>> start

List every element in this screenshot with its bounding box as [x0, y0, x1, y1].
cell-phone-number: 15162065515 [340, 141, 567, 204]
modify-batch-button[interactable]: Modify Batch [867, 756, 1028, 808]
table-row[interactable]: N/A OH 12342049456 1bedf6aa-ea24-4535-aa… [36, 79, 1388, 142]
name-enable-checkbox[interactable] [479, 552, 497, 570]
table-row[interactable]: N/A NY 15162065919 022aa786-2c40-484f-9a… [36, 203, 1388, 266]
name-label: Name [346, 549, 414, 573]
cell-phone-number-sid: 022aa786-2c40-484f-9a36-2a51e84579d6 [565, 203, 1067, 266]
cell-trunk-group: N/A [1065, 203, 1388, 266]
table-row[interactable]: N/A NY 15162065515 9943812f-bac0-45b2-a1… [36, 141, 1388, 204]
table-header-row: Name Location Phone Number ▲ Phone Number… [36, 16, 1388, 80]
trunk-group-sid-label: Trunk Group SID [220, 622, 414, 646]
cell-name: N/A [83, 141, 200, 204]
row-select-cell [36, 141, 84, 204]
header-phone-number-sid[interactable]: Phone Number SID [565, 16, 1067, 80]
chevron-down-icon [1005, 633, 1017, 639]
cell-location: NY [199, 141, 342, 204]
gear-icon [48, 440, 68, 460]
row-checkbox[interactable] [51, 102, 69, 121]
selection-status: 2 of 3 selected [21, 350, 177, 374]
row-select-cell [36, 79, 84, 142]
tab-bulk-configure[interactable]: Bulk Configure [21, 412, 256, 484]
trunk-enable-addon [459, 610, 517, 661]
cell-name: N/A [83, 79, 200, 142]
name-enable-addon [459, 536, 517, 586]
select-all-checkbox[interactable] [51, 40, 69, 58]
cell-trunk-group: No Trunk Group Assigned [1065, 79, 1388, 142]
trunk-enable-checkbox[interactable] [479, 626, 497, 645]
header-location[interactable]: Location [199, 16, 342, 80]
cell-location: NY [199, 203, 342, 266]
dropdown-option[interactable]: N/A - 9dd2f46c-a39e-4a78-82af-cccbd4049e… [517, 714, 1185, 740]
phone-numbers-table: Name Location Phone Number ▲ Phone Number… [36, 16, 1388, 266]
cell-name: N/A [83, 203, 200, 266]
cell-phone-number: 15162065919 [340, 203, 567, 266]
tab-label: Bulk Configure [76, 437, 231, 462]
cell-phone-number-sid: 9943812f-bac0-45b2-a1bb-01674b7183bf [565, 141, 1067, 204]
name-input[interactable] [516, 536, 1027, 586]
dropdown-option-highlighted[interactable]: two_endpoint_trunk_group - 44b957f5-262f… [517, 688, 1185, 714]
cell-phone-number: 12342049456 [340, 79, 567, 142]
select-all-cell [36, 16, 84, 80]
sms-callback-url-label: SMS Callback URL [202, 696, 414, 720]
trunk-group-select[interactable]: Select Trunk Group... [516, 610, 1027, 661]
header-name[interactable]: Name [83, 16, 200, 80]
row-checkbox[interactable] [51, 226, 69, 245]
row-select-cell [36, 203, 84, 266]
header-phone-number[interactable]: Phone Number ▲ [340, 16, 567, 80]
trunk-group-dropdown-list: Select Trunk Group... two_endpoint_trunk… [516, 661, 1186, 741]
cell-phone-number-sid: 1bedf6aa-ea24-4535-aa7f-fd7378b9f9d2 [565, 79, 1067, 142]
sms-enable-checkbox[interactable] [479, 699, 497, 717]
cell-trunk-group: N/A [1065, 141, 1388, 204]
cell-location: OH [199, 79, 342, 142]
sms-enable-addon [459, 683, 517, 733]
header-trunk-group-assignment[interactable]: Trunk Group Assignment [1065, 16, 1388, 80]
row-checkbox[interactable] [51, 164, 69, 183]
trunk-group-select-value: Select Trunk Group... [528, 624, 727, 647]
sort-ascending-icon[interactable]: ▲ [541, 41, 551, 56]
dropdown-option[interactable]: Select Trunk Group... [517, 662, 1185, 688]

>> end

*Direction*
Reproduce every line of the records above word for word, with no changes.

*Response to the exercise*
List every element in this screenshot with its bounding box as [x0, y0, x1, y1].
cell-phone-number: 15162065515 [340, 141, 567, 204]
modify-batch-button[interactable]: Modify Batch [867, 756, 1028, 808]
table-row[interactable]: N/A OH 12342049456 1bedf6aa-ea24-4535-aa… [36, 79, 1388, 142]
name-enable-checkbox[interactable] [479, 552, 497, 570]
table-row[interactable]: N/A NY 15162065919 022aa786-2c40-484f-9a… [36, 203, 1388, 266]
name-label: Name [346, 549, 414, 573]
cell-phone-number-sid: 022aa786-2c40-484f-9a36-2a51e84579d6 [565, 203, 1067, 266]
cell-trunk-group: N/A [1065, 203, 1388, 266]
table-row[interactable]: N/A NY 15162065515 9943812f-bac0-45b2-a1… [36, 141, 1388, 204]
table-header-row: Name Location Phone Number ▲ Phone Number… [36, 16, 1388, 80]
trunk-group-sid-label: Trunk Group SID [220, 622, 414, 646]
cell-name: N/A [83, 141, 200, 204]
row-select-cell [36, 141, 84, 204]
header-phone-number-sid[interactable]: Phone Number SID [565, 16, 1067, 80]
chevron-down-icon [1005, 633, 1017, 639]
cell-location: NY [199, 141, 342, 204]
gear-icon [48, 440, 68, 460]
row-checkbox[interactable] [51, 102, 69, 121]
selection-status: 2 of 3 selected [21, 350, 177, 374]
row-select-cell [36, 79, 84, 142]
tab-bulk-configure[interactable]: Bulk Configure [21, 412, 256, 484]
trunk-enable-addon [459, 610, 517, 661]
cell-name: N/A [83, 79, 200, 142]
name-enable-addon [459, 536, 517, 586]
select-all-checkbox[interactable] [51, 40, 69, 58]
cell-trunk-group: No Trunk Group Assigned [1065, 79, 1388, 142]
trunk-enable-checkbox[interactable] [479, 626, 497, 645]
header-location[interactable]: Location [199, 16, 342, 80]
cell-location: NY [199, 203, 342, 266]
dropdown-option[interactable]: N/A - 9dd2f46c-a39e-4a78-82af-cccbd4049e… [517, 714, 1185, 740]
phone-numbers-table: Name Location Phone Number ▲ Phone Number… [36, 16, 1388, 266]
cell-name: N/A [83, 203, 200, 266]
cell-phone-number: 15162065919 [340, 203, 567, 266]
tab-label: Bulk Configure [76, 437, 231, 462]
cell-phone-number-sid: 9943812f-bac0-45b2-a1bb-01674b7183bf [565, 141, 1067, 204]
name-input[interactable] [516, 536, 1027, 586]
dropdown-option-highlighted[interactable]: two_endpoint_trunk_group - 44b957f5-262f… [517, 688, 1185, 714]
cell-phone-number: 12342049456 [340, 79, 567, 142]
select-all-cell [36, 16, 84, 80]
sms-callback-url-label: SMS Callback URL [202, 696, 414, 720]
trunk-group-select[interactable]: Select Trunk Group... [516, 610, 1027, 661]
header-name[interactable]: Name [83, 16, 200, 80]
row-checkbox[interactable] [51, 226, 69, 245]
row-select-cell [36, 203, 84, 266]
header-phone-number[interactable]: Phone Number ▲ [340, 16, 567, 80]
trunk-group-dropdown-list: Select Trunk Group... two_endpoint_trunk… [516, 661, 1186, 741]
cell-phone-number-sid: 1bedf6aa-ea24-4535-aa7f-fd7378b9f9d2 [565, 79, 1067, 142]
sms-enable-checkbox[interactable] [479, 699, 497, 717]
cell-trunk-group: N/A [1065, 141, 1388, 204]
cell-location: OH [199, 79, 342, 142]
sms-enable-addon [459, 683, 517, 733]
header-trunk-group-assignment[interactable]: Trunk Group Assignment [1065, 16, 1388, 80]
row-checkbox[interactable] [51, 164, 69, 183]
trunk-group-select-value: Select Trunk Group... [528, 624, 727, 647]
sort-ascending-icon[interactable]: ▲ [541, 41, 551, 56]
dropdown-option[interactable]: Select Trunk Group... [517, 662, 1185, 688]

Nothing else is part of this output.